(Dataset records)
/---

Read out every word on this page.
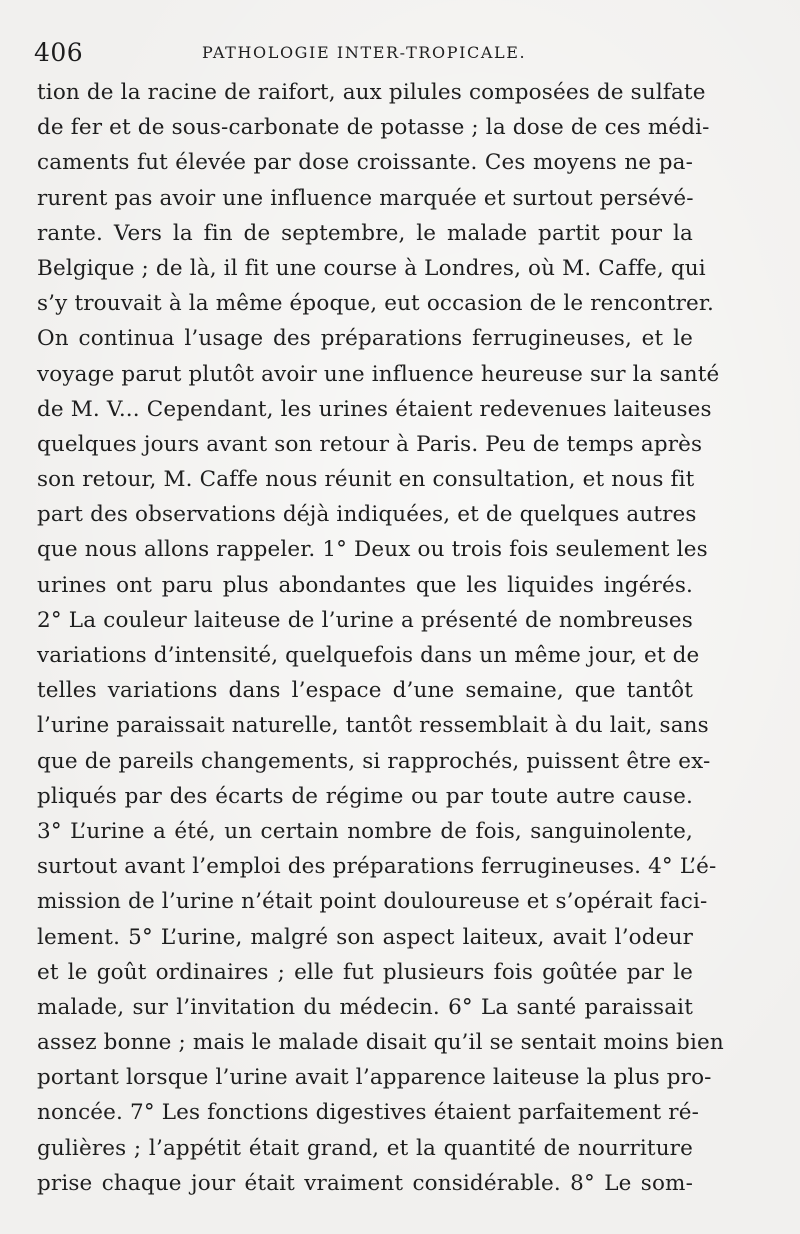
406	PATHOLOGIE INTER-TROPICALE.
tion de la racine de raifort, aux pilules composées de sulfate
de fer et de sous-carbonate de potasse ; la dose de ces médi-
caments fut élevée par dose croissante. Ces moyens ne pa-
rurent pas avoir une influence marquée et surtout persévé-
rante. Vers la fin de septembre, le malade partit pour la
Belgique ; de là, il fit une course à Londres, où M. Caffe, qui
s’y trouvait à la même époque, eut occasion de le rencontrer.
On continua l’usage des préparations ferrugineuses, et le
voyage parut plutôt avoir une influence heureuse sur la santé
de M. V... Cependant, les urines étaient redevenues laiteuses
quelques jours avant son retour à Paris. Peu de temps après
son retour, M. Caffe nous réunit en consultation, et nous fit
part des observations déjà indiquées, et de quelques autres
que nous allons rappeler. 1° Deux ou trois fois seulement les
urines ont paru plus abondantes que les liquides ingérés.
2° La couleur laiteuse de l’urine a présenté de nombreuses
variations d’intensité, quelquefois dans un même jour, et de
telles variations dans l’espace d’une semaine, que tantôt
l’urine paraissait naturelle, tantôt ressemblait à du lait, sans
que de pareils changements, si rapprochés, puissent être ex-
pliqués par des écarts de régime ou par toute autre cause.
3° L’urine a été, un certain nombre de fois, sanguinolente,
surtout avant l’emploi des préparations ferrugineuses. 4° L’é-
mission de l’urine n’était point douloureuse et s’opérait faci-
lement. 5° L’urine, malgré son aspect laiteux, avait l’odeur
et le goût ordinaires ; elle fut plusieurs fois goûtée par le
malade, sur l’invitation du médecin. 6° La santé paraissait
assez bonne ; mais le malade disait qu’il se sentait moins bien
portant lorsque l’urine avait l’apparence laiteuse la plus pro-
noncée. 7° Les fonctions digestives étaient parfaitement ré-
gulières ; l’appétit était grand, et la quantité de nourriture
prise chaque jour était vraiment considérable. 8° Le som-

\---
/---

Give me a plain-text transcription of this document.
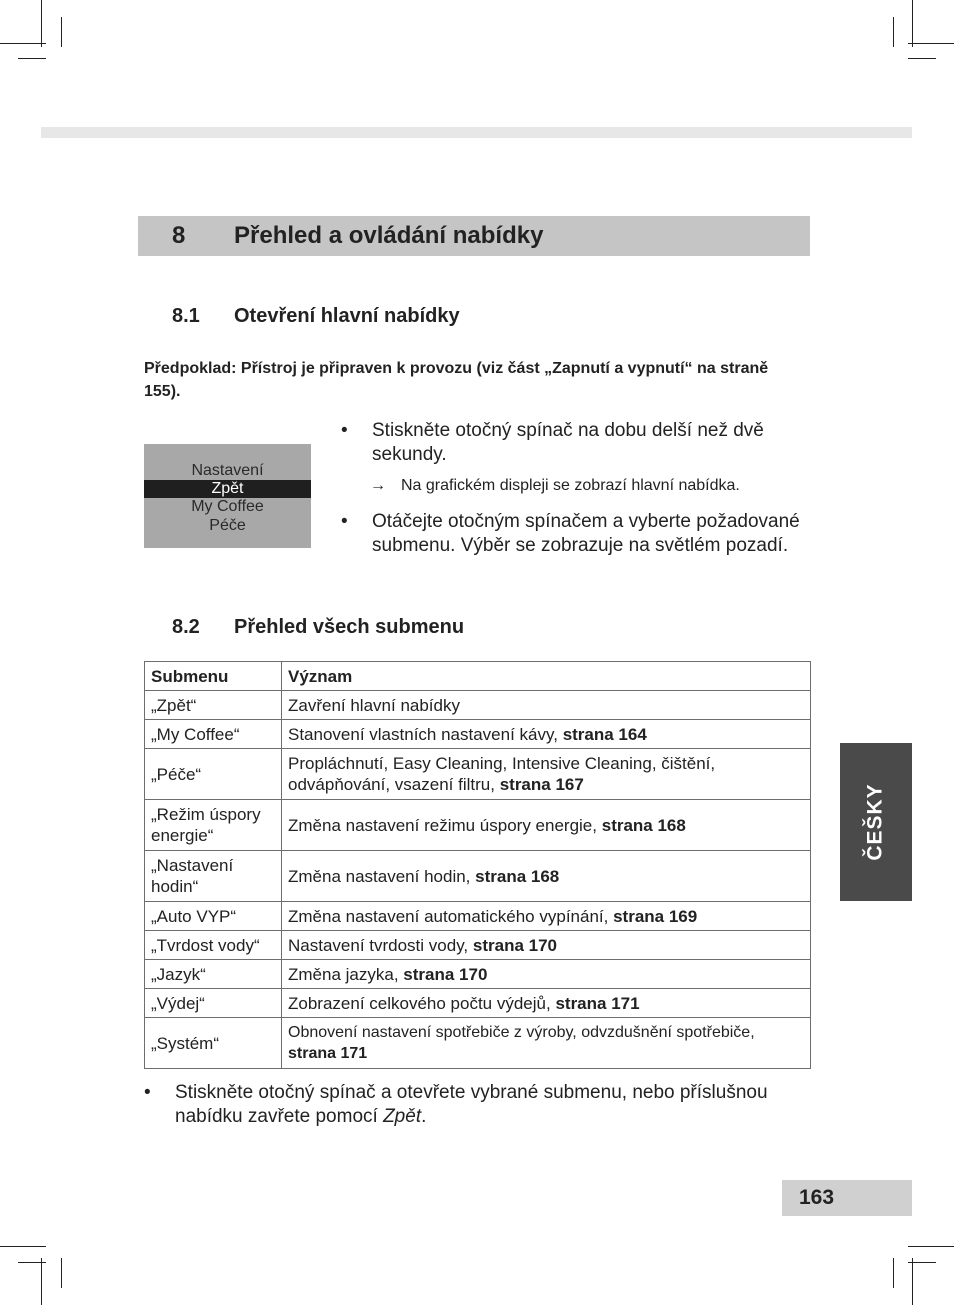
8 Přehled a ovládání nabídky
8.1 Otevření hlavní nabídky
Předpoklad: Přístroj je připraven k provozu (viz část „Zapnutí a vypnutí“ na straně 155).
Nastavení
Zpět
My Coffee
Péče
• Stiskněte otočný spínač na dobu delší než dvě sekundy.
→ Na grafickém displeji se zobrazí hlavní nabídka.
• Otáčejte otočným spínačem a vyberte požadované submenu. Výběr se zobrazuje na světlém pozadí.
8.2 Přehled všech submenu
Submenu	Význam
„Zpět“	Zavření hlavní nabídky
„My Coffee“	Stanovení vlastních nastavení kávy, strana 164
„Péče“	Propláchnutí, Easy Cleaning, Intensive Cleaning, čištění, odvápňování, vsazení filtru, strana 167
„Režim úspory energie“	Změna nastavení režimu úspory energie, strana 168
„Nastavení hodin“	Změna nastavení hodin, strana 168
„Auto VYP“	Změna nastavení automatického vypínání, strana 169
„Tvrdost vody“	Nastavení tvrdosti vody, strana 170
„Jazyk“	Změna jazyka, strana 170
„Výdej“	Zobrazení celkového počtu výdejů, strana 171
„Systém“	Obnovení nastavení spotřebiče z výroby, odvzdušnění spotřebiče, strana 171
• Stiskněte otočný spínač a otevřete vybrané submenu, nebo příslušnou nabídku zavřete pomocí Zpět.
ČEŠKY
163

\---

* WHAT IS EXPECTED
Using the entries above, find all lines with "dose". Copy them.

* TASK ANSWER
de fer et de sous-carbonate de potasse ; la dose de ces médi-
caments fut élevée par dose croissante. Ces moyens ne pa-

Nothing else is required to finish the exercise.